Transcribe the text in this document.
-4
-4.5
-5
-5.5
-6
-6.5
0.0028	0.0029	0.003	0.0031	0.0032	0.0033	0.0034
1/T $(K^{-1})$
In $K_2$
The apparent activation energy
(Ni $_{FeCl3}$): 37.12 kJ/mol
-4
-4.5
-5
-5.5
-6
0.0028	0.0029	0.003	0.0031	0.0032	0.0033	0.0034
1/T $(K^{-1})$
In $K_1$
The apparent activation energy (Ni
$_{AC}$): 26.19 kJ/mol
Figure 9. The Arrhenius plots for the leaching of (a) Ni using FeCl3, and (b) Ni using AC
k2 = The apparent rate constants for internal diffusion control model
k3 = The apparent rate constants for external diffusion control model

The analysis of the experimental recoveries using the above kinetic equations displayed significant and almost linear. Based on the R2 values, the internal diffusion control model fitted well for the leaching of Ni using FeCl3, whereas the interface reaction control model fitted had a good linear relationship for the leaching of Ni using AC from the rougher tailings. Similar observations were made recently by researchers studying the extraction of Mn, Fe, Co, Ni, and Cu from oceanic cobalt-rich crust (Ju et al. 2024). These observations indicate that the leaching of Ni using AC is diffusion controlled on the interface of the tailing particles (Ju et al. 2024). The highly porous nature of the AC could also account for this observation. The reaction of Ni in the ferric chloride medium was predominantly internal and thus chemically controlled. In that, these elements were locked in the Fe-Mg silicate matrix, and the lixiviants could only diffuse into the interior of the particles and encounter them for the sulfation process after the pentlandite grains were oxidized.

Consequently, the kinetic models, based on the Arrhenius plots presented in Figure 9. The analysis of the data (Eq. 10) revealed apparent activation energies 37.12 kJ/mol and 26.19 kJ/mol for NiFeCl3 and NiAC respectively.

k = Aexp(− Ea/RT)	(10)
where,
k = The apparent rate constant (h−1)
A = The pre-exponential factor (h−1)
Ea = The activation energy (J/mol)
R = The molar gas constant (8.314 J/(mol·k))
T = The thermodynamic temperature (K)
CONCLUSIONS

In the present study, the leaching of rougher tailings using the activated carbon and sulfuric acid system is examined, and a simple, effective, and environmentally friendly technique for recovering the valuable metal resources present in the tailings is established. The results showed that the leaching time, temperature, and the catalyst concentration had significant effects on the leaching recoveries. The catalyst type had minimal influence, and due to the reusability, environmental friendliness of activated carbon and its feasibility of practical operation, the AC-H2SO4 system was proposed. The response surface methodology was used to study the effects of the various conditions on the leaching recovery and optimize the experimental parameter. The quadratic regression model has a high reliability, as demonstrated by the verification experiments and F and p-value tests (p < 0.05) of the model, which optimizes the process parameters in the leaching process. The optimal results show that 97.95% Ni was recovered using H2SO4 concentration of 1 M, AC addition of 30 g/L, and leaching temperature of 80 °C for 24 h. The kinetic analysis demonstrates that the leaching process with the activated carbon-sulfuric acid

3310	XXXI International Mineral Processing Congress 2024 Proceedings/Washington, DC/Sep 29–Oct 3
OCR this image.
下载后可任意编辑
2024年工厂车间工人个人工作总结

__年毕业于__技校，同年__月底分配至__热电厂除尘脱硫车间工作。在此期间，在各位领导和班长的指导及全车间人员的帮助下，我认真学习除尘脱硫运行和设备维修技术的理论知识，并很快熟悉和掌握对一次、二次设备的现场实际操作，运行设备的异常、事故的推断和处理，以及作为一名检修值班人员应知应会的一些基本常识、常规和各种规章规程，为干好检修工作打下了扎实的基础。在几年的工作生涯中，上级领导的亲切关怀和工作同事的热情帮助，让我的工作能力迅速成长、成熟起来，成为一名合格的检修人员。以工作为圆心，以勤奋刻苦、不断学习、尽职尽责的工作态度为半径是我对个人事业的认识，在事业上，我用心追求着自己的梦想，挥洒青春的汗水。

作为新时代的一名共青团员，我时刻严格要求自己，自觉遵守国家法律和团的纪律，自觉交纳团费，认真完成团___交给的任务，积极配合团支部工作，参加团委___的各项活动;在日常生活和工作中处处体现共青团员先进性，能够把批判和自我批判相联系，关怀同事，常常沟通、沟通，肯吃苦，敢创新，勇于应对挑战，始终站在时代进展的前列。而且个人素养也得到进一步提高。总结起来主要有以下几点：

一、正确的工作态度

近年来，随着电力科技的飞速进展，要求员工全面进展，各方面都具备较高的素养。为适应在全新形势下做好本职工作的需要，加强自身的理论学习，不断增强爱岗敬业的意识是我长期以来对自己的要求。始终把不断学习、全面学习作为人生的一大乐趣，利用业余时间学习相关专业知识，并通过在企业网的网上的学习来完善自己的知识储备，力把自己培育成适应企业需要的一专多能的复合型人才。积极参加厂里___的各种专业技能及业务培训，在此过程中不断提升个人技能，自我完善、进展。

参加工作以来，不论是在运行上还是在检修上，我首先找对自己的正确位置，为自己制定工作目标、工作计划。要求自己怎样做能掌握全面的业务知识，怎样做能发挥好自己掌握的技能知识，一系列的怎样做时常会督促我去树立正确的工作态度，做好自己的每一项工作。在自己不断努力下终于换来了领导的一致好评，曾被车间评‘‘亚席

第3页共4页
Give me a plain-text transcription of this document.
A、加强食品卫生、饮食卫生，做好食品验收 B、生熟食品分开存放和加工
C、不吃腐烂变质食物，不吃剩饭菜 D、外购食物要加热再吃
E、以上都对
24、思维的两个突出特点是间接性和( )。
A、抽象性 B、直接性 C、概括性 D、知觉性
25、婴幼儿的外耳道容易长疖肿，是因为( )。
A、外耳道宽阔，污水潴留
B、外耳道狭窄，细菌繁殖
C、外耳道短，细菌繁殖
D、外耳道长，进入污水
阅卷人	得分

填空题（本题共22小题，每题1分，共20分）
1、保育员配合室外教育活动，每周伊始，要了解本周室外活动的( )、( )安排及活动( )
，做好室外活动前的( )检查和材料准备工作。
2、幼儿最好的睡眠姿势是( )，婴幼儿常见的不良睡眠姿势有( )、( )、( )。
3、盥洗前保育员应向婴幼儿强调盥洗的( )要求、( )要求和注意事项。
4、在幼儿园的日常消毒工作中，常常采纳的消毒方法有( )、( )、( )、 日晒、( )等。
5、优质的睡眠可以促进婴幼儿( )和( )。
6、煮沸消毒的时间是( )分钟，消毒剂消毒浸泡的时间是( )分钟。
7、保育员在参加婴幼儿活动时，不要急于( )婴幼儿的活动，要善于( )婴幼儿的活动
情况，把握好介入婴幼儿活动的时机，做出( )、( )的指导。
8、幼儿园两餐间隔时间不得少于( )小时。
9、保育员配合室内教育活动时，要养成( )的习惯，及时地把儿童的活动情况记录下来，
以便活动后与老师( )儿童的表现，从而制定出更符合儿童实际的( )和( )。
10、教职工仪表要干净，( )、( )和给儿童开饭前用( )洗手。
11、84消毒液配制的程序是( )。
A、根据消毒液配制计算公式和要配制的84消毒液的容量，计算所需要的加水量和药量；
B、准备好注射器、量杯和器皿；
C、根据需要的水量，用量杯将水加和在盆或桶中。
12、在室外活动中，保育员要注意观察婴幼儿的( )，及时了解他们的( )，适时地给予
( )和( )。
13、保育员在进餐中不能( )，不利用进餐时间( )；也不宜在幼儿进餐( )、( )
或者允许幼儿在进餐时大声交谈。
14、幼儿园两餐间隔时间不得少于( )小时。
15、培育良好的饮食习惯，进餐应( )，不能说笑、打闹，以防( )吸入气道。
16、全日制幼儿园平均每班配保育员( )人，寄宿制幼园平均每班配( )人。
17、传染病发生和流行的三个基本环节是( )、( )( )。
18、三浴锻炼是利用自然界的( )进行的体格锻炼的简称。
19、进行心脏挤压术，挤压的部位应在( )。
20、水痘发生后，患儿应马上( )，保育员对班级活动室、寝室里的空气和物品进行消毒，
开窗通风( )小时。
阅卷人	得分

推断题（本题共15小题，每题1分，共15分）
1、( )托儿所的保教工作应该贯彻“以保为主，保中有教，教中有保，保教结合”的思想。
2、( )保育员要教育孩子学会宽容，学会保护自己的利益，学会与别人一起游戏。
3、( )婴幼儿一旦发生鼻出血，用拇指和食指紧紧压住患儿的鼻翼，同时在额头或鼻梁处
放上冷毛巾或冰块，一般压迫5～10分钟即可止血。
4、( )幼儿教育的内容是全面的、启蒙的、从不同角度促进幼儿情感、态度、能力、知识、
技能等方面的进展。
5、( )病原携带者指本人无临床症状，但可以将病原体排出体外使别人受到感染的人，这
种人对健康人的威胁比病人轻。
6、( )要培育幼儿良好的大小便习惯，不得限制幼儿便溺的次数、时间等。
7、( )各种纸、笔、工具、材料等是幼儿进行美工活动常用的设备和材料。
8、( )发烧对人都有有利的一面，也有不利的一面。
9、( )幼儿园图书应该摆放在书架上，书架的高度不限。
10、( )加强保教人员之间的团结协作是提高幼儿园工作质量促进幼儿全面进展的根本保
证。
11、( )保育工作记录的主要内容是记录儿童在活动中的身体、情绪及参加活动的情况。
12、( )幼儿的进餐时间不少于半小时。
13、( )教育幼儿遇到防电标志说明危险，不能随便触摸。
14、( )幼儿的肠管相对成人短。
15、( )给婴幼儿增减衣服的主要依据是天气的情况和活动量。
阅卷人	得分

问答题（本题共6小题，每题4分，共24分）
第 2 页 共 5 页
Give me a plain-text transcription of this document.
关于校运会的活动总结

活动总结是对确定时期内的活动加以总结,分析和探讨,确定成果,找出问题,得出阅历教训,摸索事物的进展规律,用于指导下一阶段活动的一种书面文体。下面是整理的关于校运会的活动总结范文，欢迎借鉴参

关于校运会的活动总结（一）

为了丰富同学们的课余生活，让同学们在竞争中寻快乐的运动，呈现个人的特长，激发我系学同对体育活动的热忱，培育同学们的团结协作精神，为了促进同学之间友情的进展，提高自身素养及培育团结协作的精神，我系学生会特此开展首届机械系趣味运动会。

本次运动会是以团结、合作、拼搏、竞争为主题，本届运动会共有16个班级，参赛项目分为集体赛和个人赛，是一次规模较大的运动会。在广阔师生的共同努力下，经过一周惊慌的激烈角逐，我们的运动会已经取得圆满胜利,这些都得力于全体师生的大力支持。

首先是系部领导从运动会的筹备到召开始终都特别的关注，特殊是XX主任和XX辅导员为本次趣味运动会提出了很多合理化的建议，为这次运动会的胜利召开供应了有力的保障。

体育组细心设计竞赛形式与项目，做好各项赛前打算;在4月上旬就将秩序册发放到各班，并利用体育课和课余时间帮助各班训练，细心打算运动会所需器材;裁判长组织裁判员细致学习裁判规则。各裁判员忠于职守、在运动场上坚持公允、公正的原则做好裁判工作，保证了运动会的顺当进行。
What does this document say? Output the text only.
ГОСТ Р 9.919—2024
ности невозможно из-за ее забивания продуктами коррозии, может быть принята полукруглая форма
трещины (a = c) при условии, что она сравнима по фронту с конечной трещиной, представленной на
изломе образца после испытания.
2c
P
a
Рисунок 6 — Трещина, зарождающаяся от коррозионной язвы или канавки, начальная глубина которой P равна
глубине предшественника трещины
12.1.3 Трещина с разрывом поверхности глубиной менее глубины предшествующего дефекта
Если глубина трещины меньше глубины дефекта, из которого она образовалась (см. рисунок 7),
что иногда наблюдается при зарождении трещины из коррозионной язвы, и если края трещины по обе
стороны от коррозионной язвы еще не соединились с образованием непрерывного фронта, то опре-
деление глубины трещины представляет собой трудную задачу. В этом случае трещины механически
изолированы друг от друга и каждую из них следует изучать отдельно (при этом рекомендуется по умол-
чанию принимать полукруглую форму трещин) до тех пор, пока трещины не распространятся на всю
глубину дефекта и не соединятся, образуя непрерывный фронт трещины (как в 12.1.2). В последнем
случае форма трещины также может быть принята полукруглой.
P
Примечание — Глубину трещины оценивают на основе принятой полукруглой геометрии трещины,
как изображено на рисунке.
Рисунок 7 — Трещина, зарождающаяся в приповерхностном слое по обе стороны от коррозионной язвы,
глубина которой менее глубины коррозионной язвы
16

Directive — Return only the lines running from the line with "What does this" to the last line of the records, both included, exactly as written.

Solution to this problem —
What does this document say? Output the text only.
ГОСТ Р 9.919—2024
ности невозможно из-за ее забивания продуктами коррозии, может быть принята полукруглая форма
трещины (a = c) при условии, что она сравнима по фронту с конечной трещиной, представленной на
изломе образца после испытания.
2c
P
a
Рисунок 6 — Трещина, зарождающаяся от коррозионной язвы или канавки, начальная глубина которой P равна
глубине предшественника трещины
12.1.3 Трещина с разрывом поверхности глубиной менее глубины предшествующего дефекта
Если глубина трещины меньше глубины дефекта, из которого она образовалась (см. рисунок 7),
что иногда наблюдается при зарождении трещины из коррозионной язвы, и если края трещины по обе
стороны от коррозионной язвы еще не соединились с образованием непрерывного фронта, то опре-
деление глубины трещины представляет собой трудную задачу. В этом случае трещины механически
изолированы друг от друга и каждую из них следует изучать отдельно (при этом рекомендуется по умол-
чанию принимать полукруглую форму трещин) до тех пор, пока трещины не распространятся на всю
глубину дефекта и не соединятся, образуя непрерывный фронт трещины (как в 12.1.2). В последнем
случае форма трещины также может быть принята полукруглой.
P
Примечание — Глубину трещины оценивают на основе принятой полукруглой геометрии трещины,
как изображено на рисунке.
Рисунок 7 — Трещина, зарождающаяся в приповерхностном слое по обе стороны от коррозионной язвы,
глубина которой менее глубины коррозионной язвы
16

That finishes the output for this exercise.